◆ Data section

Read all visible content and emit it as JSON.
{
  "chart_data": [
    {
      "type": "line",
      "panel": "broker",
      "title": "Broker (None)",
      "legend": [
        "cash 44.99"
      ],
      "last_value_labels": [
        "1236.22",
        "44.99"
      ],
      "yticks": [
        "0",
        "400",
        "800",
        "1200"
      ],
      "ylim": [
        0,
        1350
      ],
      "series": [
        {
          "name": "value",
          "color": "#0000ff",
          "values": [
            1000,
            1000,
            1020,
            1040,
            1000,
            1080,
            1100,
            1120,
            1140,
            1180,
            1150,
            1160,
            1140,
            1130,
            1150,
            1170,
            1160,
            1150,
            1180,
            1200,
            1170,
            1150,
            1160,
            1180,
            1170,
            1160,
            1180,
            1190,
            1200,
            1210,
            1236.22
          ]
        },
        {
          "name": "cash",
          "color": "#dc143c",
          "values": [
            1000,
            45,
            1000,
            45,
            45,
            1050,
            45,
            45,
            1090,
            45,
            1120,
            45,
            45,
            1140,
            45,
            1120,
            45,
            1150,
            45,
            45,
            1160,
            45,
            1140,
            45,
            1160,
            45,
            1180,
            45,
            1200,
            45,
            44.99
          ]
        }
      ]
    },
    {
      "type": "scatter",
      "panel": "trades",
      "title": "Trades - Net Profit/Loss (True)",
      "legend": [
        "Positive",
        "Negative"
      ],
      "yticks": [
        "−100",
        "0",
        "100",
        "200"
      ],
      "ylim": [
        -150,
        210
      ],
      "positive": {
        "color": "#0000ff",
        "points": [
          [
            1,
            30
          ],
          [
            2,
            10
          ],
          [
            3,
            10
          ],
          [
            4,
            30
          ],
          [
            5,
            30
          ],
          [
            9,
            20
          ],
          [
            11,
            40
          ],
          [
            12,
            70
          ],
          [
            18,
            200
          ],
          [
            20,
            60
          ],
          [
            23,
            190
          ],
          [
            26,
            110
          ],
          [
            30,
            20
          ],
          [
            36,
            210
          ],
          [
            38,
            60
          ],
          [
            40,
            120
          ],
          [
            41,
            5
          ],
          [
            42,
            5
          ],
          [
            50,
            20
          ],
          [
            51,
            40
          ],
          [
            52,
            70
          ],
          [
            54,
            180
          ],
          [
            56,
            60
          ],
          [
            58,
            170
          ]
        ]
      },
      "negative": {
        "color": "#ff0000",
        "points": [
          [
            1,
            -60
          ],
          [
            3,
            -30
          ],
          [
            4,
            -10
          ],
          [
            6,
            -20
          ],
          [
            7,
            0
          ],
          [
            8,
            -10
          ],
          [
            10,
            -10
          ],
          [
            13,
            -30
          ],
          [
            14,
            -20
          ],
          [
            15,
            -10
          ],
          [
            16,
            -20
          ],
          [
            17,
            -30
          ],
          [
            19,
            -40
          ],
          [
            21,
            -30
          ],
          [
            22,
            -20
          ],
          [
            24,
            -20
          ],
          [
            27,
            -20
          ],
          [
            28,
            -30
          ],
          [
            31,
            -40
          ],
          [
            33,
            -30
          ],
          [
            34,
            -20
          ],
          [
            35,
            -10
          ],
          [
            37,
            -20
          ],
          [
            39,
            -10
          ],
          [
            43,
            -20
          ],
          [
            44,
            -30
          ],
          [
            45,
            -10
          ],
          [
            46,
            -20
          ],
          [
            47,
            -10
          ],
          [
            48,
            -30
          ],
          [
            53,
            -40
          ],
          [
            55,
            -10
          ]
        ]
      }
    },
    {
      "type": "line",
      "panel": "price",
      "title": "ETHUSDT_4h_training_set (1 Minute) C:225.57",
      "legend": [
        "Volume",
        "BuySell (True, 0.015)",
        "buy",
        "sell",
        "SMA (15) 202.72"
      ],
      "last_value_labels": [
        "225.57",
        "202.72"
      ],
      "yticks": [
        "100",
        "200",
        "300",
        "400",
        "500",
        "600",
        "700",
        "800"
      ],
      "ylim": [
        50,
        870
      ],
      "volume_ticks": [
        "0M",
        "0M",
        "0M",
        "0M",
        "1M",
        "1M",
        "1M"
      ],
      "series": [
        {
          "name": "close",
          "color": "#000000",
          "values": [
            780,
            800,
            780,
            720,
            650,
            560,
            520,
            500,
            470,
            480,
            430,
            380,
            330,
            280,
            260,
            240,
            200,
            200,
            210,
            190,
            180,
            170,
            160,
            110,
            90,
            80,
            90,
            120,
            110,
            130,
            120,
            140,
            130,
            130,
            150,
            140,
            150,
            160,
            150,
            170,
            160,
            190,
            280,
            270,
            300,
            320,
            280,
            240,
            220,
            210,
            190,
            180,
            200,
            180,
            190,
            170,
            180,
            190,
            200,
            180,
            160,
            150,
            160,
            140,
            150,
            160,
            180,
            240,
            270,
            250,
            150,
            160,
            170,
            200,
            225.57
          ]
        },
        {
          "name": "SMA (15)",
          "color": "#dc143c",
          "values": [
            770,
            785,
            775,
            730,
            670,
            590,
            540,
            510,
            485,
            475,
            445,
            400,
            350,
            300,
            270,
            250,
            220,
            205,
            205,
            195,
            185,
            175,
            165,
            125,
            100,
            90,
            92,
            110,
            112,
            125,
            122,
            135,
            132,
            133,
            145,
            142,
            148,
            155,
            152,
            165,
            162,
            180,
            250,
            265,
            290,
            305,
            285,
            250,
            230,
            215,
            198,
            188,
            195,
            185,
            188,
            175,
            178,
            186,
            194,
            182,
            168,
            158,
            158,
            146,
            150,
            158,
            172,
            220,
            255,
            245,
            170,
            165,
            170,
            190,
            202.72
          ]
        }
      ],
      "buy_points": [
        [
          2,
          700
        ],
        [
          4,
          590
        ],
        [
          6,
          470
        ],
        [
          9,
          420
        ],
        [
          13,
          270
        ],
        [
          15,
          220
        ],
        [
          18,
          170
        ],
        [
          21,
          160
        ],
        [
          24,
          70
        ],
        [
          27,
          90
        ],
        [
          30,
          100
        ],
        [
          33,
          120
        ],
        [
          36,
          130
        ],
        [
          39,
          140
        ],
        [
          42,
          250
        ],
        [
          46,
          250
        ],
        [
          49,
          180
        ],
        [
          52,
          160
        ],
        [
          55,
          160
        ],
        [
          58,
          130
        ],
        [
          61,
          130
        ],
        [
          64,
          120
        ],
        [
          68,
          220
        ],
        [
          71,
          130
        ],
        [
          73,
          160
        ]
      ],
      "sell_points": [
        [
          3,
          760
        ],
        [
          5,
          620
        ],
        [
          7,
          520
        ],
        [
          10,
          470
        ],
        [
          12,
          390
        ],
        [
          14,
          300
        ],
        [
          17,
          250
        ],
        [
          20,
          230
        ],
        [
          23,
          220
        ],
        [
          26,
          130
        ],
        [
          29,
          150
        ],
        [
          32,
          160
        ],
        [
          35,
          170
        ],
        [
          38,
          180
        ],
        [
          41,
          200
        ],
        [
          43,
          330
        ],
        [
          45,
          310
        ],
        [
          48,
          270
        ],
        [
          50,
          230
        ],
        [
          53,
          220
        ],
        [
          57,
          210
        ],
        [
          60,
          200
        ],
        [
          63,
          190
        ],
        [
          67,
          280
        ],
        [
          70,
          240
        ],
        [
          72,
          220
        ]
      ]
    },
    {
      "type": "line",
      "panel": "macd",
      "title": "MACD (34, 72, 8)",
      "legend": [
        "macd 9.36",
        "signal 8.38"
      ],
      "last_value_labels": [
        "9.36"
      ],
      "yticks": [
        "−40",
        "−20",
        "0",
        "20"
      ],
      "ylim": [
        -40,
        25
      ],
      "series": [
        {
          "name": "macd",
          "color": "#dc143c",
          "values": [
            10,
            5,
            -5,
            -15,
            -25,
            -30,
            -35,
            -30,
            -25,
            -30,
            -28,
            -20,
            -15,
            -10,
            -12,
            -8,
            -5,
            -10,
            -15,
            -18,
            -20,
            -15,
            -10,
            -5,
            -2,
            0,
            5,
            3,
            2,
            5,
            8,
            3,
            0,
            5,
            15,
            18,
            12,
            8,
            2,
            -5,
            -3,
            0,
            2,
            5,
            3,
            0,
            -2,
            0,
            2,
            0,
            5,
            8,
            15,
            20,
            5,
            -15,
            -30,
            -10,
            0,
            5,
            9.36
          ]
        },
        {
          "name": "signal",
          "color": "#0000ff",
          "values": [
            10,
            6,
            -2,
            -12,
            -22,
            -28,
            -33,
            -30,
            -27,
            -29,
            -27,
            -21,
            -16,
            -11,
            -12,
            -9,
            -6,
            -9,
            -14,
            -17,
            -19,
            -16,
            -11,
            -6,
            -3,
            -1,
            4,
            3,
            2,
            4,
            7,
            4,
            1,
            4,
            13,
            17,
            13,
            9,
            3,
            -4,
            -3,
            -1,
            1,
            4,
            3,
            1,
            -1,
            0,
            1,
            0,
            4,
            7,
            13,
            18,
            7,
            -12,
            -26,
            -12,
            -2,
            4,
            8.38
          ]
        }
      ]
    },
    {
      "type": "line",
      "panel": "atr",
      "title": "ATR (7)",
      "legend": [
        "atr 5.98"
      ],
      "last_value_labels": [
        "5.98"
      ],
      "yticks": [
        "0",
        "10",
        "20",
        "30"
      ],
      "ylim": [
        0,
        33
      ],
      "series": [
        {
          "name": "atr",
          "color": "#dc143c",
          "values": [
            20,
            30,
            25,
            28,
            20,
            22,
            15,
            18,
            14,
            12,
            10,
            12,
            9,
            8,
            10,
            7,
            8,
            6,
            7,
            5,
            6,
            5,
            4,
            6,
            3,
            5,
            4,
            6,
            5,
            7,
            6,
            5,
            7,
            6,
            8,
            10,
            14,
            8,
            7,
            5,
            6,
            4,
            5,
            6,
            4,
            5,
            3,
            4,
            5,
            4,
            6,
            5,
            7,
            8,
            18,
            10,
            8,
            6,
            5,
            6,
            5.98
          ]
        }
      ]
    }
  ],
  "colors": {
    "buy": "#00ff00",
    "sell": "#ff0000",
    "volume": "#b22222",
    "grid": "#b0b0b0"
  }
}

◆ Set task
Check each line above for "title" and return the ones that have it.

◆ Task response
      "title": "Broker (None)",
      "title": "Trades - Net Profit/Loss (True)",
      "title": "ETHUSDT_4h_training_set (1 Minute) C:225.57",
      "title": "MACD (34, 72, 8)",
      "title": "ATR (7)",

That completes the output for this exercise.